Work order A —
From the forum thread about SSD space, extract the passage starting at the words "Increasing Space on" and ending after "am supposedly using.". Copy it word for word.
Work order B —
In the forum thread about SSD space, how many gigabytes does Disk Utility report as used on the 120 GB drive?
Work order C —
Carry on the forum thread about SSD space from its final line.

Document excerpt —

################

Increasing Space on SSD?

Discussion in 'MacBook Air' started by reispr01, Feb 11, 2012.

  1. reispr01 macrumors newbie

    Feb 11, 2012
    When I use the Disk Utility to "look" at my SSD, it tells me that I have used 90 GB of the 120 GB available. However, when I look at my programs and other files, and I run a MacKeeper scan of the drive, it appears that I have only used around 10 GB of space.

    I cannot imagine how 80 GB of space - more than half of my entire drive capacity, can be used up. Please excuse my ignorance - I just don't know where all that "data" is - or what it is. If I took all the photos and movies and music I have on an external drive and loaded it ALL into my computer, it would not add up to HALF of the 80 GB I am supposedly using.

    I can't "see" this dark matter anywhere - it's not in Finder. I can guess there may be some partition on the drive, but I didn't put it there, and I don't know how to look at it, or remove whatever data is there taking up so much space.

    Any ideas? Thanks for your assistance.
  2. Warhawk15 macrumors regular


    Feb 1, 2012
    I would trust Disk Utility, just checked mine and its correct.
    I've never used MacKeeper, so I don't know whats going on there.
    Of course you can also check Activity Monitor under Utilities.

################

Dataset extract —
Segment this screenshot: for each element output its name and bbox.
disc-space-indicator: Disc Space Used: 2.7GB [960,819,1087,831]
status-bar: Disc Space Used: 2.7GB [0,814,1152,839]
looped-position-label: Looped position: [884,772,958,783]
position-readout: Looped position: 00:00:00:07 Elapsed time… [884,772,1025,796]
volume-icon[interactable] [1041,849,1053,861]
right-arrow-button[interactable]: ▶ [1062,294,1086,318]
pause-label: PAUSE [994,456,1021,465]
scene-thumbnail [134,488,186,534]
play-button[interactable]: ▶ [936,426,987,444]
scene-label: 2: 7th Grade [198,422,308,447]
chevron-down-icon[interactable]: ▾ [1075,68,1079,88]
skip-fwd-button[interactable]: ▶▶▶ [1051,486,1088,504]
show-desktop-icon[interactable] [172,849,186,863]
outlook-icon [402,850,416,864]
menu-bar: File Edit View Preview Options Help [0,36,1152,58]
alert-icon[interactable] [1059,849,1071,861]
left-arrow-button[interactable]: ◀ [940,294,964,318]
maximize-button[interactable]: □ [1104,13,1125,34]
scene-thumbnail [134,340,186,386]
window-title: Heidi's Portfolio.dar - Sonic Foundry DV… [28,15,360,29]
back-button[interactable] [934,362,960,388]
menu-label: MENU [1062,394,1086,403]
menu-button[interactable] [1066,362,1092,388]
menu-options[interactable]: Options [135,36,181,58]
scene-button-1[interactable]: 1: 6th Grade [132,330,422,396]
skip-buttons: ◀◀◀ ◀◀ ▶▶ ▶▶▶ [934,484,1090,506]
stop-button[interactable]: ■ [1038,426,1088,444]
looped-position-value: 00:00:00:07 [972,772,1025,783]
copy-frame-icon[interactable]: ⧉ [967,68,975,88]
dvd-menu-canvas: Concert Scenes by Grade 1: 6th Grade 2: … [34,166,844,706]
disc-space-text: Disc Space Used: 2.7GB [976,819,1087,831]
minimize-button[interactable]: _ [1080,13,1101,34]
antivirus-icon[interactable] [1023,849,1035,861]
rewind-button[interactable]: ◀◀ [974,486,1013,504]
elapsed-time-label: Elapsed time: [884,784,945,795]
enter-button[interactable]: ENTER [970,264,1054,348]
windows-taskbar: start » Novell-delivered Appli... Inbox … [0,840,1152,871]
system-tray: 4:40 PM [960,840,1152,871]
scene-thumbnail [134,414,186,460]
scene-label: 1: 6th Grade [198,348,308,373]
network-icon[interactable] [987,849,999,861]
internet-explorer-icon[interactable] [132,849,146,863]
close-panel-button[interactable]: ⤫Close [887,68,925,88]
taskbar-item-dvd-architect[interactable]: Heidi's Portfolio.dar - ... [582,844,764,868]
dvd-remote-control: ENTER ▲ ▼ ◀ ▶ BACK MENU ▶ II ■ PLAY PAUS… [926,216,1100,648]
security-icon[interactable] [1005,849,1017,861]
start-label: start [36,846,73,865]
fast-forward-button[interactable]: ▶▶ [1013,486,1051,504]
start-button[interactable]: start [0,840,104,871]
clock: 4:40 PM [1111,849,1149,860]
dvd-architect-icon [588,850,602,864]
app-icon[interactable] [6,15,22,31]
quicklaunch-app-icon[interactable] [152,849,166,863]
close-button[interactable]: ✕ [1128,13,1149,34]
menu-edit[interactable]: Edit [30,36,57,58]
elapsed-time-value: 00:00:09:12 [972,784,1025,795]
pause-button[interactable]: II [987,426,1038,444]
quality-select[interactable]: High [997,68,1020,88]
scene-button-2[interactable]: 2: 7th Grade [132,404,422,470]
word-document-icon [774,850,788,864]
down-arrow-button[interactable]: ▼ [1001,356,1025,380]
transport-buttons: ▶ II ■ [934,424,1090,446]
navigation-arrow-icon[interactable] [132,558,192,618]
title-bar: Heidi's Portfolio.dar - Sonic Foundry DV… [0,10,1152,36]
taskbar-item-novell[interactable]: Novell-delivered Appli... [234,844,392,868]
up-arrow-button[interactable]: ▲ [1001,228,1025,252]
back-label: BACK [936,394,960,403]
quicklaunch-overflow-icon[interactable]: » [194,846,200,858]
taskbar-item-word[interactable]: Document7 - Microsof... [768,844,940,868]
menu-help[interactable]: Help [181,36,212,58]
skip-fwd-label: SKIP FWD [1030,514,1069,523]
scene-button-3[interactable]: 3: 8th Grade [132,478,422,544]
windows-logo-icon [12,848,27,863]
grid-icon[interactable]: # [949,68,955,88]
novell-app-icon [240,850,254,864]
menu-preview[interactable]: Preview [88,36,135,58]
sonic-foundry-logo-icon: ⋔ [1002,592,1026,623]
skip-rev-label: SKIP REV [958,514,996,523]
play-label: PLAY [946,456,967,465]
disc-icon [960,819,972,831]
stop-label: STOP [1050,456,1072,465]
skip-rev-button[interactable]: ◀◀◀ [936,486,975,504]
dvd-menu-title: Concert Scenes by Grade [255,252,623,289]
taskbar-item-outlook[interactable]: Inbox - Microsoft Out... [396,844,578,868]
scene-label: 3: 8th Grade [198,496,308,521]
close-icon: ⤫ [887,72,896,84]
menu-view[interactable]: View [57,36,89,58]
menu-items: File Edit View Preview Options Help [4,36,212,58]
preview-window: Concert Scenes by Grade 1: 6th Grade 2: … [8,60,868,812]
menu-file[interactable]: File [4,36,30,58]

################

Exercise answer A —
Increasing Space on SSD?

Discussion in 'MacBook Air' started by reispr01, Feb 11, 2012.

  1. reispr01 macrumors newbie

    Feb 11, 2012
    When I use the Disk Utility to "look" at my SSD, it tells me that I have used 90 GB of the 120 GB available. However, when I look at my programs and other files, and I run a MacKeeper scan of the drive, it appears that I have only used around 10 GB of space.

    I cannot imagine how 80 GB of space - more than half of my entire drive capacity, can be used up. Please excuse my ignorance - I just don't know where all that "data" is - or what it is. If I took all the photos and movies and music I have on an external drive and loaded it ALL into my computer, it would not add up to HALF of the 80 GB I am supposedly using.

Exercise answer B —
90 GB

Exercise answer C —
  3. reispr01 thread starter macrumors newbie

    Feb 11, 2012
    Well, yes - actually I do trust the disk utility. But how can I see what's taking up all the space? I am absolutely certain I do not actually have 90 GB of data on this machine - so it has to be hidden somewhere I don't know where to see it. How can I look at the disk itself to see where all this data might be?
  4. Warhawk15 macrumors regular


    Feb 1, 2012
    Try DaisyDisk from the App store, you just have to wait a few seconds to use it if you don't buy it, has been very useful for me.
    I've learned a lot about where Apple stores stuff on the computer from DaisyDisk.

    Here is what it looks like.
  5. KPOM macrumors G5

    Oct 23, 2010
    I don't know if it would explain 80GB, but I think that Time Machine keeps some backup information on the SSD that can be overwritten if the space is needed. Finder reports the space as available, while Disk Utility reports the space as written.
  6. reispr01 thread starter macrumors newbie

    Feb 11, 2012
    I just downloaded and ran Disk Inventory X on my machine. It's similar to the program noted above, I think. It confirms that there is only 10 GB of data on my SSD.

    Could Time Machine use 80 GB of data if I never had that much data on my machine in the first place?


    Just looked at the disk on FINDER, as per above...and indeed, it says 10 GB used, 110 AVAILABLE.

    So - I'm still confused. I want to use 120 GB of space...I do not want 80 GB of space taken up by anything - not even Time Machine.

    How do I get rid of it - completely and forever? I'm not very good at this level of stuff, so if you could be rather specific, I'd be very grateful.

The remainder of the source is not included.